Start of Dataset

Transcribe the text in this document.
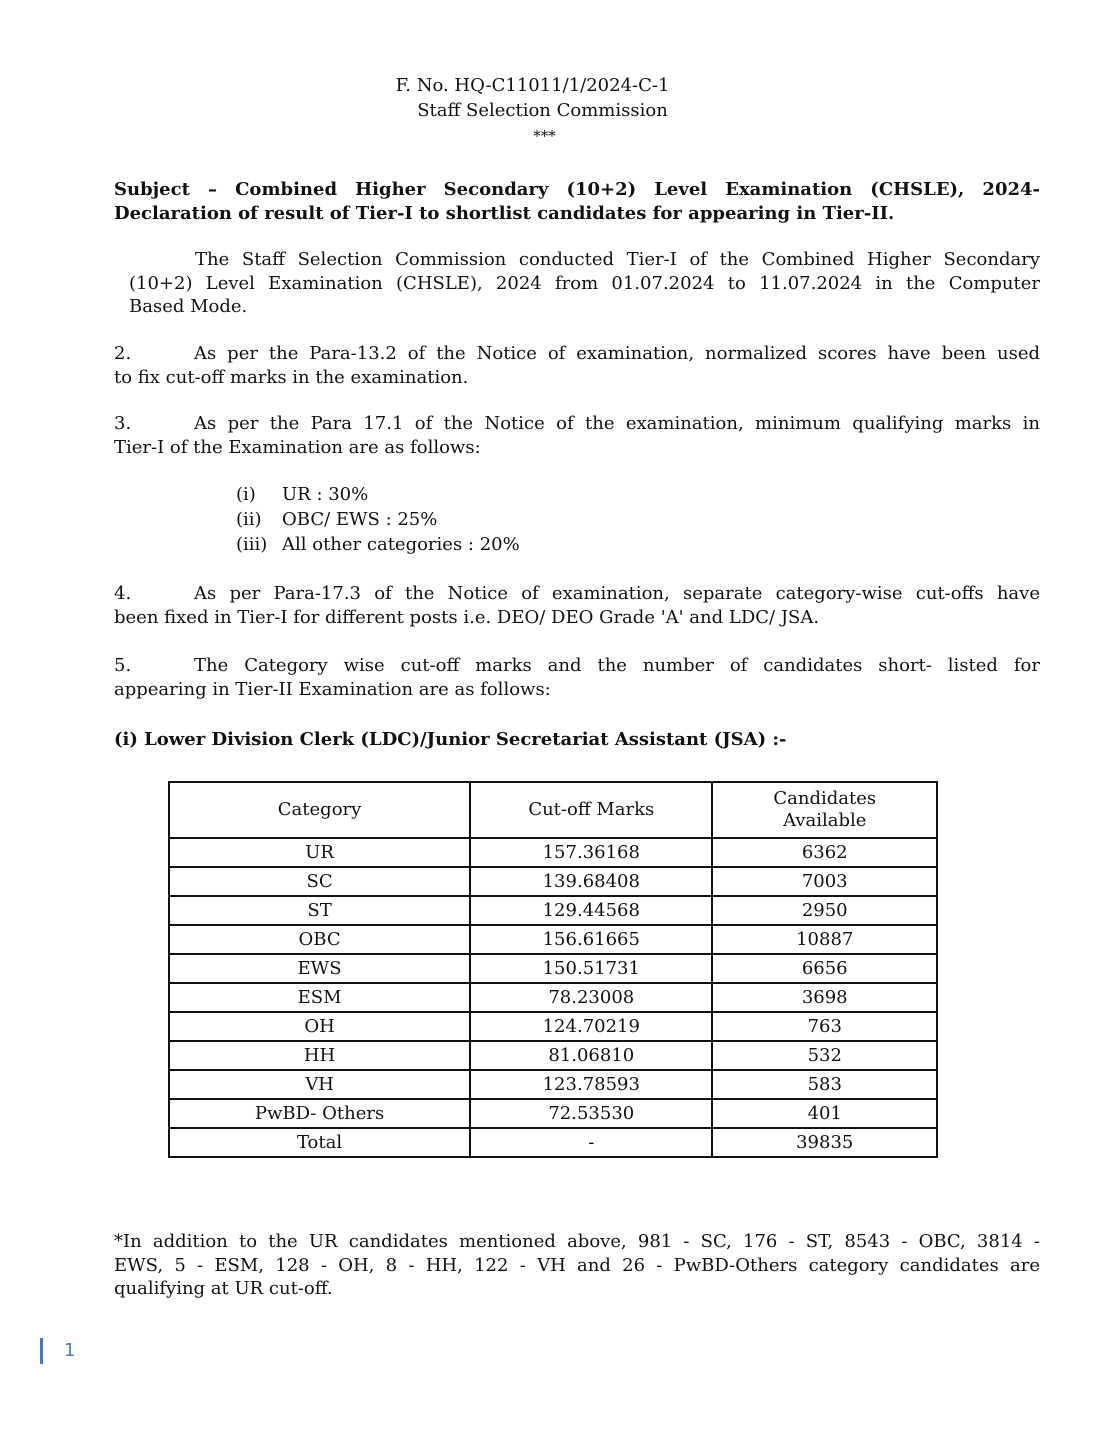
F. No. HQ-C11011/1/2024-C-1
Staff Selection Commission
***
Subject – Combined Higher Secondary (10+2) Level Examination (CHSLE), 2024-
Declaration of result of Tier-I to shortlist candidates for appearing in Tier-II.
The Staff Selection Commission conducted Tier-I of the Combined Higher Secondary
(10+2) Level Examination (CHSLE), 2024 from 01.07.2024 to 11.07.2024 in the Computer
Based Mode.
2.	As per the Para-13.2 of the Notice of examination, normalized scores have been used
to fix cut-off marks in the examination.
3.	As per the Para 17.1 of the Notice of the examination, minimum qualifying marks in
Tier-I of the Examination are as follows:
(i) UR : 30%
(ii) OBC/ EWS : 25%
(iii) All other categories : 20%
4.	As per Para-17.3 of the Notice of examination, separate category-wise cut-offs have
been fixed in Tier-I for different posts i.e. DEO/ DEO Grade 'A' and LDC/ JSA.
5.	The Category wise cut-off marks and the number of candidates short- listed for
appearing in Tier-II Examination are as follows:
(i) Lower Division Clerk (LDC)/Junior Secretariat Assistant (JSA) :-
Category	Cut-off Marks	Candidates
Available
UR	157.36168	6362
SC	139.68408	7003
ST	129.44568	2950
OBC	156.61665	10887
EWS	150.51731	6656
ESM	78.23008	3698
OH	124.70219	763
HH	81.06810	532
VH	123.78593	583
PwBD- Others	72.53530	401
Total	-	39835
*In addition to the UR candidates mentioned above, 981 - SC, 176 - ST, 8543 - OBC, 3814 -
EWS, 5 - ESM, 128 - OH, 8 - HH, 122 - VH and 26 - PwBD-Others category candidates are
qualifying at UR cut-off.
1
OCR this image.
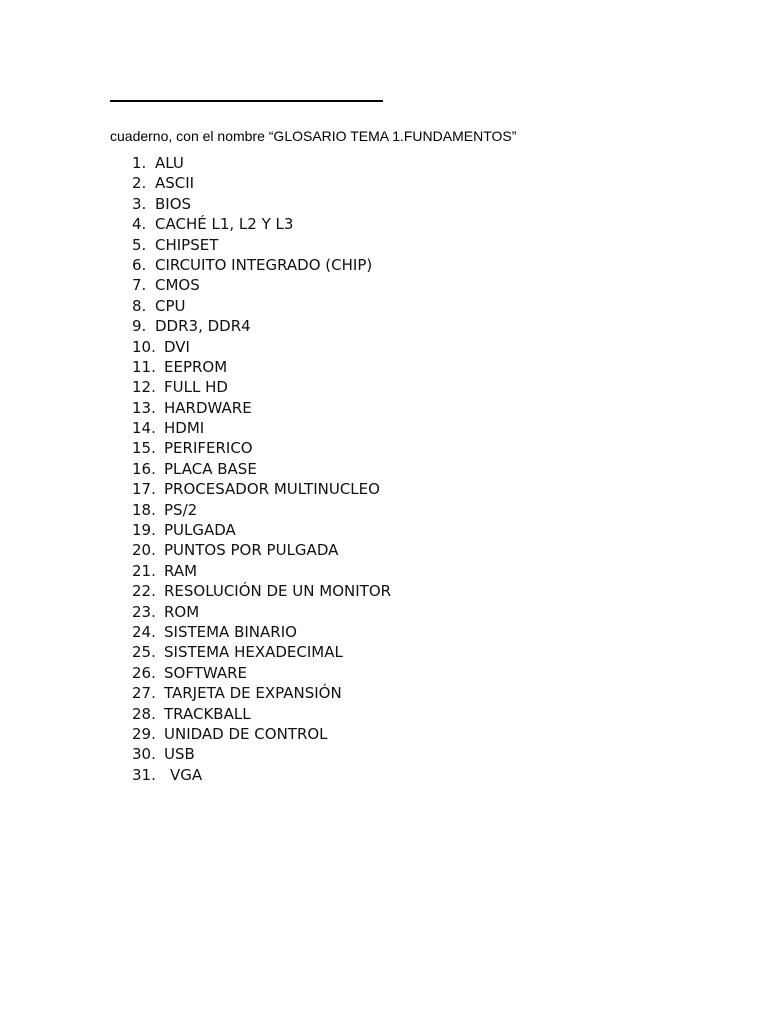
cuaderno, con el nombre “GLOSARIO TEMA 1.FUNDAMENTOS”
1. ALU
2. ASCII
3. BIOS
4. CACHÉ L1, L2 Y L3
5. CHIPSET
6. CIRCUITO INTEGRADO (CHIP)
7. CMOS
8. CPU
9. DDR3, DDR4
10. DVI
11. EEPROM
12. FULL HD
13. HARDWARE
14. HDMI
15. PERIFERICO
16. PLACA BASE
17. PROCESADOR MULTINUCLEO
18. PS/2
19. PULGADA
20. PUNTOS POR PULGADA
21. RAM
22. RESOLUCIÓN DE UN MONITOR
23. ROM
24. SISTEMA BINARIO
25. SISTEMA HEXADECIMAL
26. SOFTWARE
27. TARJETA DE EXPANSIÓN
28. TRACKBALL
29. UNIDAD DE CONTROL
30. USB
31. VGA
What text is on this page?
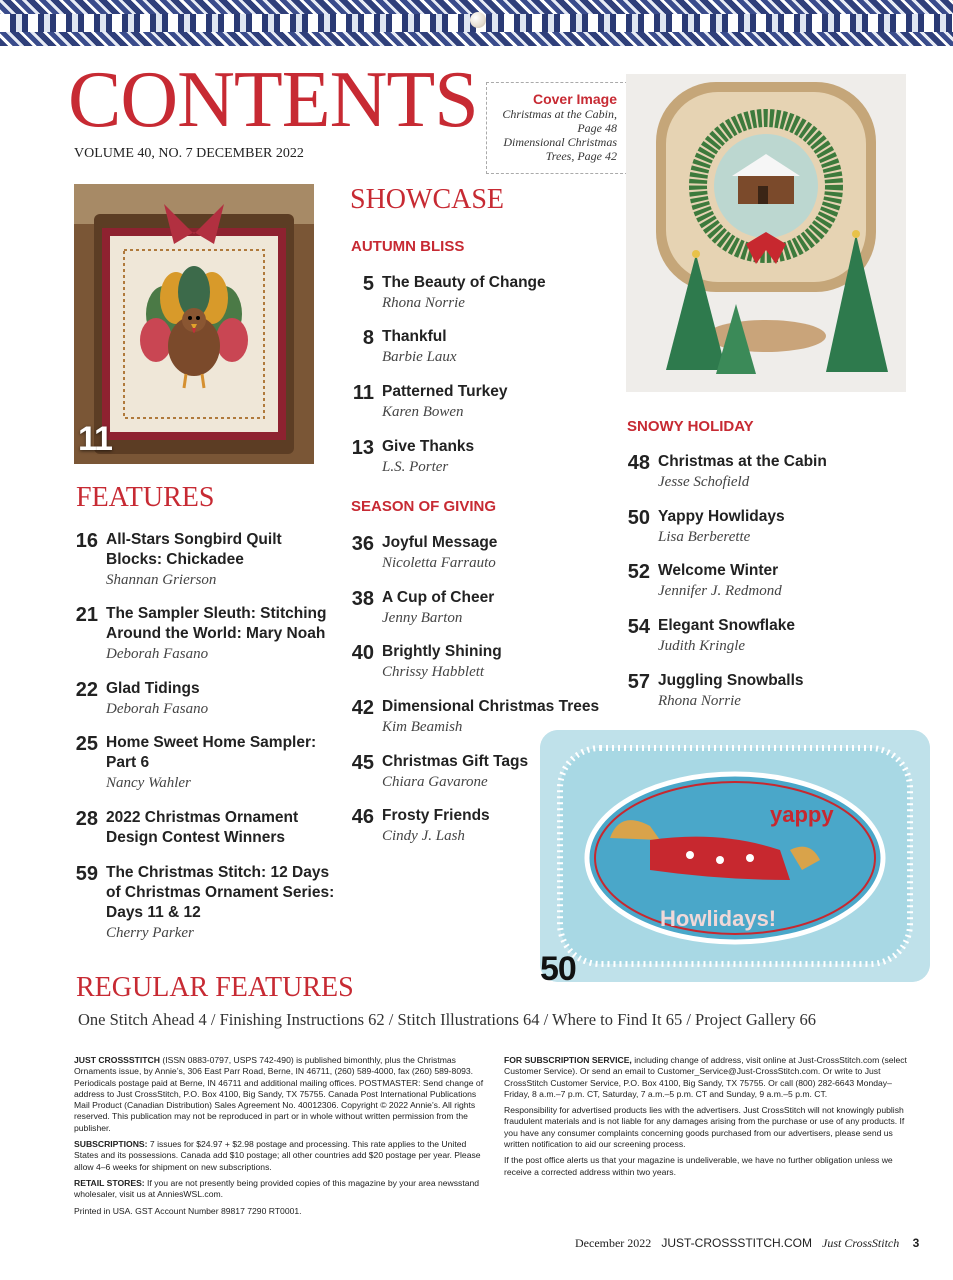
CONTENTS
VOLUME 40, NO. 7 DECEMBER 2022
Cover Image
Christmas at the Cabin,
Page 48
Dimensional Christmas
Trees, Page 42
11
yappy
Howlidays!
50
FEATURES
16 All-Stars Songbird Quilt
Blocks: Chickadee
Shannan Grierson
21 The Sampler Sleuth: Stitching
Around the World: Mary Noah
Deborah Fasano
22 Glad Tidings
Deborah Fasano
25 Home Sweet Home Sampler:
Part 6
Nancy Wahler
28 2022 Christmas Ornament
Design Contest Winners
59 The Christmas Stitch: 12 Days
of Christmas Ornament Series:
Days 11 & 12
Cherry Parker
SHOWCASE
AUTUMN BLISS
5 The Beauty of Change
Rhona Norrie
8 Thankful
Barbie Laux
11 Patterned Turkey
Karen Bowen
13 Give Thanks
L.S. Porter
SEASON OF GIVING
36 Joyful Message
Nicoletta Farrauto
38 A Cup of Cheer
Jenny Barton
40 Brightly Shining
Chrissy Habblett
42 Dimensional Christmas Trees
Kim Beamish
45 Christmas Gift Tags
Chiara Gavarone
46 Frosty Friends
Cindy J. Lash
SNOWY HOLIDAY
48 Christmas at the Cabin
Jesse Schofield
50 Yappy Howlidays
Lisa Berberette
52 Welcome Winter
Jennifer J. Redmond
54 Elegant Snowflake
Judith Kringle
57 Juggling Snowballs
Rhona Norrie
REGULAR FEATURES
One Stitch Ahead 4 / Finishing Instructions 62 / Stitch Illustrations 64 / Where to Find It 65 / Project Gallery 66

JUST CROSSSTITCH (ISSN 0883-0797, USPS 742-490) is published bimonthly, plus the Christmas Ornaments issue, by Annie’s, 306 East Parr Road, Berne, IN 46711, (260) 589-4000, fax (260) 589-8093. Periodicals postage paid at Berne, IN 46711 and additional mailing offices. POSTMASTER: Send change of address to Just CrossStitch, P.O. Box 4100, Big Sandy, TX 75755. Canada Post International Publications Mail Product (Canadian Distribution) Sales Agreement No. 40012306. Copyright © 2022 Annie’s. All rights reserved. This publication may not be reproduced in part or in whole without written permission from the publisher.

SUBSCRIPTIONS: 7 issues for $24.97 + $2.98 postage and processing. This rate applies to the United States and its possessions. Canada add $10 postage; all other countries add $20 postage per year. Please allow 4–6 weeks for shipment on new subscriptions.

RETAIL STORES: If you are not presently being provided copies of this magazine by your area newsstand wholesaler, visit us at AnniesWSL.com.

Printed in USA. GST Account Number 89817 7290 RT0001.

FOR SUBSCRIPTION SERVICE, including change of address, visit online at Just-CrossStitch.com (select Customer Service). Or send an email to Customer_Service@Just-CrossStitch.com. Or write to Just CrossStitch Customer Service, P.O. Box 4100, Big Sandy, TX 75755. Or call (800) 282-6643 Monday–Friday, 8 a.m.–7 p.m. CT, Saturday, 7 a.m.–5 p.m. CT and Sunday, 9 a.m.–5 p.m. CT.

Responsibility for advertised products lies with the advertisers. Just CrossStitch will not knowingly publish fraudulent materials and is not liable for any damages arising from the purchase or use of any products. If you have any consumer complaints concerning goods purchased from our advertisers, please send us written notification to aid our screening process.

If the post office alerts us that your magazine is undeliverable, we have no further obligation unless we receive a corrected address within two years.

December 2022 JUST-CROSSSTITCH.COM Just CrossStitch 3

End of Dataset

Goal >> Identify every line where the string "magazine" appears.

Exercise solution >>
RETAIL STORES: If you are not presently being provided copies of this magazine by your area newsstand wholesaler, visit us at AnniesWSL.com.
If the post office alerts us that your magazine is undeliverable, we have no further obligation unless we receive a corrected address within two years.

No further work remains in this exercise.